#### [Your objective]
Pull every line with the word "Brewery" out of the entries below.

-- start Record list --

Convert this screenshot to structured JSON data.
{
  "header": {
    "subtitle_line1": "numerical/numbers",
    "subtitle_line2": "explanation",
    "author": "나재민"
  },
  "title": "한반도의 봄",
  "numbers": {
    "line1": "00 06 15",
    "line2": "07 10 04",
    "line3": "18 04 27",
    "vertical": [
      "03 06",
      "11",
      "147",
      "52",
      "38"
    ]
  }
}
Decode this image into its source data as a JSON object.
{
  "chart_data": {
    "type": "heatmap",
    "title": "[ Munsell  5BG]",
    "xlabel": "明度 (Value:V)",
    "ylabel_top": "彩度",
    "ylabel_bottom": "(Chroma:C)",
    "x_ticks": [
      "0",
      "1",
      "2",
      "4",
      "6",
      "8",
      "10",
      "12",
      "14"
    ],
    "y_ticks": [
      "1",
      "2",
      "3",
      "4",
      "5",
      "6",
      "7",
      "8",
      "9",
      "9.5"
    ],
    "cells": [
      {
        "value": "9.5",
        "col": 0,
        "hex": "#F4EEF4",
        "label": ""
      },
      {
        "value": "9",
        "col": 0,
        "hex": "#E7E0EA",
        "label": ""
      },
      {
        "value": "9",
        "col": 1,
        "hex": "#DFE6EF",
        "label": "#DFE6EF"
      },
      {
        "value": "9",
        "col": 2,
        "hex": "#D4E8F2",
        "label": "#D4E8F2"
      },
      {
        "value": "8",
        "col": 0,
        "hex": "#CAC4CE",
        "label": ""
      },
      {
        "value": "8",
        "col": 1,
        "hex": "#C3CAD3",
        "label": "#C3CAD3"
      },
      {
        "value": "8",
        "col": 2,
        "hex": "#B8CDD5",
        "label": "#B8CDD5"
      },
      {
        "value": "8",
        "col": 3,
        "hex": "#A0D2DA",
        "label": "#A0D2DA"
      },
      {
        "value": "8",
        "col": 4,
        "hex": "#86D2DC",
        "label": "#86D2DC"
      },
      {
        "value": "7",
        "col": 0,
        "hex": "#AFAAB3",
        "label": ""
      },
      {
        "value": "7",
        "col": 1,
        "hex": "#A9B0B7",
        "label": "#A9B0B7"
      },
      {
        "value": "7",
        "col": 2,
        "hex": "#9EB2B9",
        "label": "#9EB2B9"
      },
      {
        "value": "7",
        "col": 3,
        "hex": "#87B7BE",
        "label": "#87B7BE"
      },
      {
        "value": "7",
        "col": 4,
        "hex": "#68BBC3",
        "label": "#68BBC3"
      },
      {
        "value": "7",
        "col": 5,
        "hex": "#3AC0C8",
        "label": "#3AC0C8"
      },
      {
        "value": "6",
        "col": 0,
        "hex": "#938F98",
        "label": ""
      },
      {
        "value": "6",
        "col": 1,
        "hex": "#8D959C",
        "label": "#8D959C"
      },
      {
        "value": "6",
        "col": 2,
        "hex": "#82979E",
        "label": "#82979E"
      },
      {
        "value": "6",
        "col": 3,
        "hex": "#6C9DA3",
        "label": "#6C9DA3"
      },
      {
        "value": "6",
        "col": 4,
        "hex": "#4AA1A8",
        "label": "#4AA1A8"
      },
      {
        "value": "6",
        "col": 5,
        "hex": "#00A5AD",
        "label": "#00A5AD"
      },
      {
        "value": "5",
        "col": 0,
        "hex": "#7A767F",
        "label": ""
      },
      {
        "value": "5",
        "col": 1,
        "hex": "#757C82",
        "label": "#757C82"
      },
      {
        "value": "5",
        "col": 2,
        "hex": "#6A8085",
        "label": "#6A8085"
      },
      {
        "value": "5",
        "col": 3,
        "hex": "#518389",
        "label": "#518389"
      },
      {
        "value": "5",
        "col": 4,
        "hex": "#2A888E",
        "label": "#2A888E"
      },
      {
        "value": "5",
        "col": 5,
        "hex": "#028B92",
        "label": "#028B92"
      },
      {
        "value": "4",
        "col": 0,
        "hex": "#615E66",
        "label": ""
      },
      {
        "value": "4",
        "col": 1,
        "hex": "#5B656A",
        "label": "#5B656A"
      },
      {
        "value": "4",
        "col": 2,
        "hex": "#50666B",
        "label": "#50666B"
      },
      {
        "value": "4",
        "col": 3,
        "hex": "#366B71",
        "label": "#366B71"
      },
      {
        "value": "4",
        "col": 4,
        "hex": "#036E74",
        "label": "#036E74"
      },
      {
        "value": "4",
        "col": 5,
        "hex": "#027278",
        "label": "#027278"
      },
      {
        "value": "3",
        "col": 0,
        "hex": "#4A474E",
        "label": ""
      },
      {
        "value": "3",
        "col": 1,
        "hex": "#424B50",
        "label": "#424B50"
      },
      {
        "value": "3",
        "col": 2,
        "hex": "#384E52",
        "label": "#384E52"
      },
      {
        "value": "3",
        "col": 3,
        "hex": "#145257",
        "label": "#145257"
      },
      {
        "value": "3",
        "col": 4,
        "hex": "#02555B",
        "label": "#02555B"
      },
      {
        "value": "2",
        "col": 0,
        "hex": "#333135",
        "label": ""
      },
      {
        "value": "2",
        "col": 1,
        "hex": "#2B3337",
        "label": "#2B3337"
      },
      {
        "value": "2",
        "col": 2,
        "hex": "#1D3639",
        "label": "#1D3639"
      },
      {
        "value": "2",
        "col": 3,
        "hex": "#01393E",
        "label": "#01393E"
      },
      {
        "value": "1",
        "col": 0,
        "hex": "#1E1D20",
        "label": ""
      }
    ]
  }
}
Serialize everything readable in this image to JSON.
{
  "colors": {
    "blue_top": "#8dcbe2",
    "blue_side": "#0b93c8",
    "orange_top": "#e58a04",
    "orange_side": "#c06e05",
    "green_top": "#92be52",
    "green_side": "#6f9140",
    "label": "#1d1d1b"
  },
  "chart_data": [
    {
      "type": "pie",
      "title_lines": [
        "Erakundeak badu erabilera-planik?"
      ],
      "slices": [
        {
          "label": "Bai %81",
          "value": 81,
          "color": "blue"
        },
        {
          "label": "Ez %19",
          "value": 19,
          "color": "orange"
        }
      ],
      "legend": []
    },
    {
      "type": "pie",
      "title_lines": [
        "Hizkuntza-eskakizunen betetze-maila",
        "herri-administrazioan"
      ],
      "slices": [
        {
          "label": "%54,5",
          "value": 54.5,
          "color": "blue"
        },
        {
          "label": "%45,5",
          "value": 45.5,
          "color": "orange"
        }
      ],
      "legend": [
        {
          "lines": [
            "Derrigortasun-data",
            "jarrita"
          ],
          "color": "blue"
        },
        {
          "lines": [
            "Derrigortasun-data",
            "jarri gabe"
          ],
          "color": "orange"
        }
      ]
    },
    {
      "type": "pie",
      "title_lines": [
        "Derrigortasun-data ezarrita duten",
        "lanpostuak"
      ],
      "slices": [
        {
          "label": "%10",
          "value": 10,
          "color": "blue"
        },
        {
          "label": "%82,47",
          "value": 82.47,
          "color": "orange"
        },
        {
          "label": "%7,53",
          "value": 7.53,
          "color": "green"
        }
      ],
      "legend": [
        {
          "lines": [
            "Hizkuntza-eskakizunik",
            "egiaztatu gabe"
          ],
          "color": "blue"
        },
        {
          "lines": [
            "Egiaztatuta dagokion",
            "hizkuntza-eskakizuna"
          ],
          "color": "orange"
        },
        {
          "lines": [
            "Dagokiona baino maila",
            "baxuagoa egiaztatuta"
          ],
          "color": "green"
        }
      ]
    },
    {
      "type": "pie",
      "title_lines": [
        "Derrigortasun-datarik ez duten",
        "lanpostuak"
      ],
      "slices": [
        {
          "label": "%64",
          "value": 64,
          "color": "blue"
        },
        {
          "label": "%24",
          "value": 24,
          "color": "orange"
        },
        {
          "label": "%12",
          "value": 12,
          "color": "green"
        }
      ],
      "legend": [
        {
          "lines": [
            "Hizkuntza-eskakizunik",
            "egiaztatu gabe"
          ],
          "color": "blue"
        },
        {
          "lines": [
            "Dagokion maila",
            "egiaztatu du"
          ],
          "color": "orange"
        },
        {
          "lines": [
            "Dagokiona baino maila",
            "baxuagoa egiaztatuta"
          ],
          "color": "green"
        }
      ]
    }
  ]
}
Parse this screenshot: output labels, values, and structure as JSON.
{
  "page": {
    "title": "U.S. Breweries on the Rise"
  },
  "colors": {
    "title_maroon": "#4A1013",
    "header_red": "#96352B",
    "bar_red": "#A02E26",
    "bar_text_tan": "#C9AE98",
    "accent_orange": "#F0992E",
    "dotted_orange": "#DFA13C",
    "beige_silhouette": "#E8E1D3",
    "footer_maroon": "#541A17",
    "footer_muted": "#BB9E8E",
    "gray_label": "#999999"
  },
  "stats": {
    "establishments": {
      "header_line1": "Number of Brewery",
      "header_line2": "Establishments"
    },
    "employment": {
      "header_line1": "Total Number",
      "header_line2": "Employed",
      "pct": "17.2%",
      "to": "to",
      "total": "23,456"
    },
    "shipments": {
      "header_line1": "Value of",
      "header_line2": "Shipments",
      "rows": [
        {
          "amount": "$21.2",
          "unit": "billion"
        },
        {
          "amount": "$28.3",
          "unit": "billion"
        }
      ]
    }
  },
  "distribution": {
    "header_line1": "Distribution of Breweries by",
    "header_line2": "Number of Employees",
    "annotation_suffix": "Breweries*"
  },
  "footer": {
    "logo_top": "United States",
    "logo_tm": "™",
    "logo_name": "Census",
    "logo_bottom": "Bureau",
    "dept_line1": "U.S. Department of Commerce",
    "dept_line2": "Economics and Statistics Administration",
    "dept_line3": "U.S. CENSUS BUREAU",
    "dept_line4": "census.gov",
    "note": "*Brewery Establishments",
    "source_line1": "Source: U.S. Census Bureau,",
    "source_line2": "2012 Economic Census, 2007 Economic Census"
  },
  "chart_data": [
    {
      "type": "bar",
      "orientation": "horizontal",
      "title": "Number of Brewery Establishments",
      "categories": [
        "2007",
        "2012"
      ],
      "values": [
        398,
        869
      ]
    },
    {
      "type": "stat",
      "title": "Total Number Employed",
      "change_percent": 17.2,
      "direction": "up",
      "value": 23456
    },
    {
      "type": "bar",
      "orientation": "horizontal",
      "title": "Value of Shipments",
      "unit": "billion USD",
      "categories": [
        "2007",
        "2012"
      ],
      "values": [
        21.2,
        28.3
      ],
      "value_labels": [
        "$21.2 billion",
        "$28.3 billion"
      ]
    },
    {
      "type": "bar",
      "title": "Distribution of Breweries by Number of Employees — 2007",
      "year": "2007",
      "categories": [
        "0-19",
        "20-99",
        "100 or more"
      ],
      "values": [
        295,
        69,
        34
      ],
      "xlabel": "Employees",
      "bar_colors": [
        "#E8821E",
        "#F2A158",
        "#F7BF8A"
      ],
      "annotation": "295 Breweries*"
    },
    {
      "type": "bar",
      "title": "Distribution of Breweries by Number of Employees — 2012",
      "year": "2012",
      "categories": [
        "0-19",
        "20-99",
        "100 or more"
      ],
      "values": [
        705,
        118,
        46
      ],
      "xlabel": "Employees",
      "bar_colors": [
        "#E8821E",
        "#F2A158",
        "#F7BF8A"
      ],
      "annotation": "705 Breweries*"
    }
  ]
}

-- end Record list --

#### [Full output]
      "header_line1": "Number of Brewery",
    "note": "*Brewery Establishments",
      "title": "Number of Brewery Establishments",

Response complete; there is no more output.